▶ Dataset excerpts
========================================

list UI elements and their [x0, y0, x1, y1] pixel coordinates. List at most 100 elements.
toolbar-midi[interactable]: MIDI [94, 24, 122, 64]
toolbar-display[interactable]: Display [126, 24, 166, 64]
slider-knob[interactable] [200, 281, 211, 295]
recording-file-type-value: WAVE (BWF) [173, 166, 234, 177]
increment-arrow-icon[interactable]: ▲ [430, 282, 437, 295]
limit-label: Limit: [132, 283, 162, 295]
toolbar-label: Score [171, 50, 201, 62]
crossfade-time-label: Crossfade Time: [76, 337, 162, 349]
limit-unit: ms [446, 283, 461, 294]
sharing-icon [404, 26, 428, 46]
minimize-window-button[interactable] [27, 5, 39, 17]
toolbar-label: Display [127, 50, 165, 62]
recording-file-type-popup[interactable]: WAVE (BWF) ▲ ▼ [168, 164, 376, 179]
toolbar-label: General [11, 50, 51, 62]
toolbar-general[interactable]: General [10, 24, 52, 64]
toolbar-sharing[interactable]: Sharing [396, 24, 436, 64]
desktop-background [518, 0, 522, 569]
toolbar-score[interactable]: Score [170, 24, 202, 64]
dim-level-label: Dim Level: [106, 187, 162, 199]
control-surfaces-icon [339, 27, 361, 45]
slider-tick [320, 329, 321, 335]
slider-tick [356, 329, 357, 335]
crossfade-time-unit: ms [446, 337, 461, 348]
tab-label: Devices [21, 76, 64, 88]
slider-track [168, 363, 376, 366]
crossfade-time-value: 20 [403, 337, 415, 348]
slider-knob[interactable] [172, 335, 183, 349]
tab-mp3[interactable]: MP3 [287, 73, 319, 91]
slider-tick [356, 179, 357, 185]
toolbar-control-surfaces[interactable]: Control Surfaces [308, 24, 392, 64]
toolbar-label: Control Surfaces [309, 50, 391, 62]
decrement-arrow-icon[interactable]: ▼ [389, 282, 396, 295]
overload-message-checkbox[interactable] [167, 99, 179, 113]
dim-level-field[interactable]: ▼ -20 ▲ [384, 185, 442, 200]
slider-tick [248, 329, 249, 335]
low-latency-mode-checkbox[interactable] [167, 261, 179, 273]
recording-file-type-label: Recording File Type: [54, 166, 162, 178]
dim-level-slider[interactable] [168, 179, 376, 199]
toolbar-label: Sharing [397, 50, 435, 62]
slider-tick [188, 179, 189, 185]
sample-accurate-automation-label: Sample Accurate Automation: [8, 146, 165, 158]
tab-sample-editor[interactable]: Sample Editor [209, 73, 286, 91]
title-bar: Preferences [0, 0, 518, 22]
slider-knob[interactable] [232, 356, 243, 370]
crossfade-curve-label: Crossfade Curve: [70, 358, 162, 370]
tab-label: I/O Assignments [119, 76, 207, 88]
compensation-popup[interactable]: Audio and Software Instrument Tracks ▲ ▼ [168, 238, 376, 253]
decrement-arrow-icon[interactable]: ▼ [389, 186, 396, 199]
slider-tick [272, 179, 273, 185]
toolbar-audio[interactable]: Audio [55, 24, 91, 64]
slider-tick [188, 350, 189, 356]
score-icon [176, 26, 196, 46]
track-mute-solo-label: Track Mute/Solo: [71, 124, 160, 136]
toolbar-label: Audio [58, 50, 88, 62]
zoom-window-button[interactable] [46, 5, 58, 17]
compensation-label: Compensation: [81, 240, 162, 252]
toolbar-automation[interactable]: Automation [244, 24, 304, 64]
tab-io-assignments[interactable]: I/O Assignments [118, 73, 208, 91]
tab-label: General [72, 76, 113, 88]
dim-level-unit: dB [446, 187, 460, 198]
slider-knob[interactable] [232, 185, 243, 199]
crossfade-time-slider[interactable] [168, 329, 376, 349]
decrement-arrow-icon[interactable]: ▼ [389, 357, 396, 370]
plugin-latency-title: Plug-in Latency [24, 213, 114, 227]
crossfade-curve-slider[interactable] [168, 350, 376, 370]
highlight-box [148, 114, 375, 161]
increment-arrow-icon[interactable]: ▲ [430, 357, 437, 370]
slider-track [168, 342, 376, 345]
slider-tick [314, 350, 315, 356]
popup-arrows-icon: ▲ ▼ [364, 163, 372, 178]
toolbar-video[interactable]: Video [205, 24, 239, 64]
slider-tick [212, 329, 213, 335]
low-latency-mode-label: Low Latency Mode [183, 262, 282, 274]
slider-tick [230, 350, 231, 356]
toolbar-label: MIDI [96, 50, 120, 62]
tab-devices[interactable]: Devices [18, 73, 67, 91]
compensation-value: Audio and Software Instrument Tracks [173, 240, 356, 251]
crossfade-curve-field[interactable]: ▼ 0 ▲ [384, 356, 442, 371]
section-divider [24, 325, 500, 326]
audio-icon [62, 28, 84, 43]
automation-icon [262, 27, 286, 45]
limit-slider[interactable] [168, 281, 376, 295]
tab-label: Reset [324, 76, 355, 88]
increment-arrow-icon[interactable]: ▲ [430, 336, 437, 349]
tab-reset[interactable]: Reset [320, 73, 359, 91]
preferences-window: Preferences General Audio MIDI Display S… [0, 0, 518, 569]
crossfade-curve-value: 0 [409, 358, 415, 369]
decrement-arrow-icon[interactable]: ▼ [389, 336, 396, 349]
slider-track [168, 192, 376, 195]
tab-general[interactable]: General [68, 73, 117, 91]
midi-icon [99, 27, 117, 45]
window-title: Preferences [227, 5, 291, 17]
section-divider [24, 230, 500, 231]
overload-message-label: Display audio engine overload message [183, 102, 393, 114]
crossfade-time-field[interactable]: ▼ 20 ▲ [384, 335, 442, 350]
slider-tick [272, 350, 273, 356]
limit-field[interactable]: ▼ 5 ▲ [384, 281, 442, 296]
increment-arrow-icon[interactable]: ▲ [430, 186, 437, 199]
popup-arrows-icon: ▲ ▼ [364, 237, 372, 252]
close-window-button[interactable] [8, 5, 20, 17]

========================================

▶ What you should do
Copy the lines verbatim from the start of the records through the line containing "slider-knob[interactable] [200, 281, 211, 295]".

▶ Solution for this problem
list UI elements and their [x0, y0, x1, y1] pixel coordinates. List at most 100 elements.
toolbar-midi[interactable]: MIDI [94, 24, 122, 64]
toolbar-display[interactable]: Display [126, 24, 166, 64]
slider-knob[interactable] [200, 281, 211, 295]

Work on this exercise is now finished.